# Objective:
Restate the listing that follows word for word, without its pictures.

# Dataset excerpts:

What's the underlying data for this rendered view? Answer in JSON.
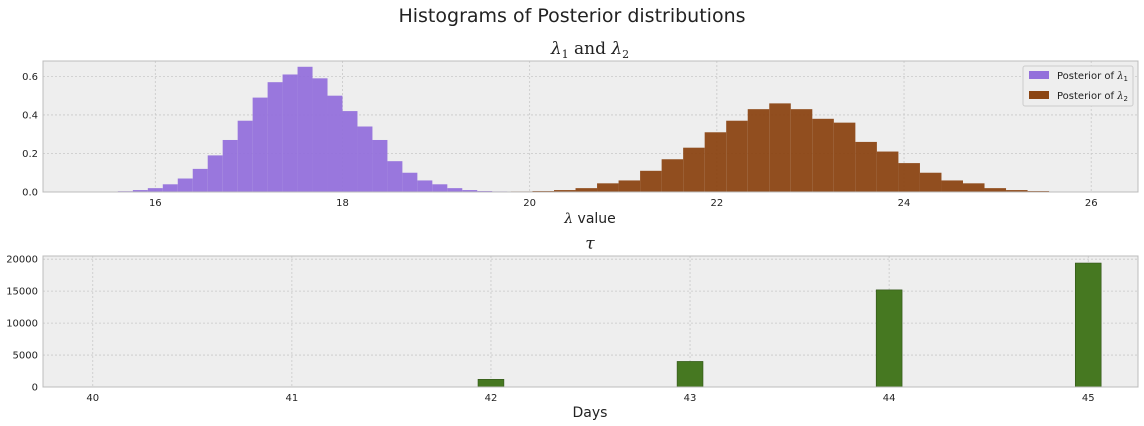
{
  "figure": {
    "suptitle": "Histograms of Posterior distributions"
  },
  "chart_data": [
    {
      "type": "bar",
      "title": "λ₁ and λ₂",
      "xlabel": "λ value",
      "ylabel": "",
      "xlim": [
        14.8,
        26.5
      ],
      "ylim": [
        0,
        0.68
      ],
      "xticks": [
        "16",
        "18",
        "20",
        "22",
        "24",
        "26"
      ],
      "yticks": [
        "0.0",
        "0.2",
        "0.4",
        "0.6"
      ],
      "grid": true,
      "legend": "top-right",
      "series": [
        {
          "name": "Posterior of λ₁",
          "color": "#9370DB",
          "bin_edges": [
            15.6,
            15.76,
            15.92,
            16.08,
            16.24,
            16.4,
            16.56,
            16.72,
            16.88,
            17.04,
            17.2,
            17.36,
            17.52,
            17.68,
            17.84,
            18.0,
            18.16,
            18.32,
            18.48,
            18.64,
            18.8,
            18.96,
            19.12,
            19.28,
            19.44,
            19.6,
            19.76,
            19.92,
            20.08
          ],
          "values": [
            0.004,
            0.01,
            0.02,
            0.04,
            0.07,
            0.12,
            0.19,
            0.27,
            0.37,
            0.49,
            0.57,
            0.61,
            0.65,
            0.59,
            0.5,
            0.42,
            0.34,
            0.27,
            0.16,
            0.1,
            0.06,
            0.04,
            0.02,
            0.01,
            0.005,
            0.003,
            0.002,
            0.001
          ]
        },
        {
          "name": "Posterior of λ₂",
          "color": "#8B4513",
          "bin_edges": [
            19.8,
            20.03,
            20.26,
            20.49,
            20.72,
            20.95,
            21.18,
            21.41,
            21.64,
            21.87,
            22.1,
            22.33,
            22.56,
            22.79,
            23.02,
            23.25,
            23.48,
            23.71,
            23.94,
            24.17,
            24.4,
            24.63,
            24.86,
            25.09,
            25.32,
            25.55
          ],
          "values": [
            0.003,
            0.005,
            0.01,
            0.02,
            0.045,
            0.06,
            0.11,
            0.17,
            0.23,
            0.31,
            0.37,
            0.43,
            0.46,
            0.43,
            0.38,
            0.36,
            0.26,
            0.21,
            0.15,
            0.1,
            0.06,
            0.045,
            0.02,
            0.01,
            0.005
          ]
        }
      ]
    },
    {
      "type": "bar",
      "title": "τ",
      "xlabel": "Days",
      "ylabel": "",
      "xlim": [
        39.75,
        45.25
      ],
      "ylim": [
        0,
        20500
      ],
      "xticks": [
        "40",
        "41",
        "42",
        "43",
        "44",
        "45"
      ],
      "yticks": [
        "0",
        "5000",
        "10000",
        "15000",
        "20000"
      ],
      "grid": true,
      "series": [
        {
          "name": "",
          "color": "#467821",
          "x": [
            42,
            43,
            44,
            45
          ],
          "values": [
            1200,
            4000,
            15200,
            19400
          ]
        }
      ]
    }
  ]
}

# Response to the exercise:
What's the underlying data for this rendered view? Answer in JSON.
{
  "figure": {
    "suptitle": "Histograms of Posterior distributions"
  },
  "chart_data": [
    {
      "type": "bar",
      "title": "λ₁ and λ₂",
      "xlabel": "λ value",
      "ylabel": "",
      "xlim": [
        14.8,
        26.5
      ],
      "ylim": [
        0,
        0.68
      ],
      "xticks": [
        "16",
        "18",
        "20",
        "22",
        "24",
        "26"
      ],
      "yticks": [
        "0.0",
        "0.2",
        "0.4",
        "0.6"
      ],
      "grid": true,
      "legend": "top-right",
      "series": [
        {
          "name": "Posterior of λ₁",
          "color": "#9370DB",
          "bin_edges": [
            15.6,
            15.76,
            15.92,
            16.08,
            16.24,
            16.4,
            16.56,
            16.72,
            16.88,
            17.04,
            17.2,
            17.36,
            17.52,
            17.68,
            17.84,
            18.0,
            18.16,
            18.32,
            18.48,
            18.64,
            18.8,
            18.96,
            19.12,
            19.28,
            19.44,
            19.6,
            19.76,
            19.92,
            20.08
          ],
          "values": [
            0.004,
            0.01,
            0.02,
            0.04,
            0.07,
            0.12,
            0.19,
            0.27,
            0.37,
            0.49,
            0.57,
            0.61,
            0.65,
            0.59,
            0.5,
            0.42,
            0.34,
            0.27,
            0.16,
            0.1,
            0.06,
            0.04,
            0.02,
            0.01,
            0.005,
            0.003,
            0.002,
            0.001
          ]
        },
        {
          "name": "Posterior of λ₂",
          "color": "#8B4513",
          "bin_edges": [
            19.8,
            20.03,
            20.26,
            20.49,
            20.72,
            20.95,
            21.18,
            21.41,
            21.64,
            21.87,
            22.1,
            22.33,
            22.56,
            22.79,
            23.02,
            23.25,
            23.48,
            23.71,
            23.94,
            24.17,
            24.4,
            24.63,
            24.86,
            25.09,
            25.32,
            25.55
          ],
          "values": [
            0.003,
            0.005,
            0.01,
            0.02,
            0.045,
            0.06,
            0.11,
            0.17,
            0.23,
            0.31,
            0.37,
            0.43,
            0.46,
            0.43,
            0.38,
            0.36,
            0.26,
            0.21,
            0.15,
            0.1,
            0.06,
            0.045,
            0.02,
            0.01,
            0.005
          ]
        }
      ]
    },
    {
      "type": "bar",
      "title": "τ",
      "xlabel": "Days",
      "ylabel": "",
      "xlim": [
        39.75,
        45.25
      ],
      "ylim": [
        0,
        20500
      ],
      "xticks": [
        "40",
        "41",
        "42",
        "43",
        "44",
        "45"
      ],
      "yticks": [
        "0",
        "5000",
        "10000",
        "15000",
        "20000"
      ],
      "grid": true,
      "series": [
        {
          "name": "",
          "color": "#467821",
          "x": [
            42,
            43,
            44,
            45
          ],
          "values": [
            1200,
            4000,
            15200,
            19400
          ]
        }
      ]
    }
  ]
}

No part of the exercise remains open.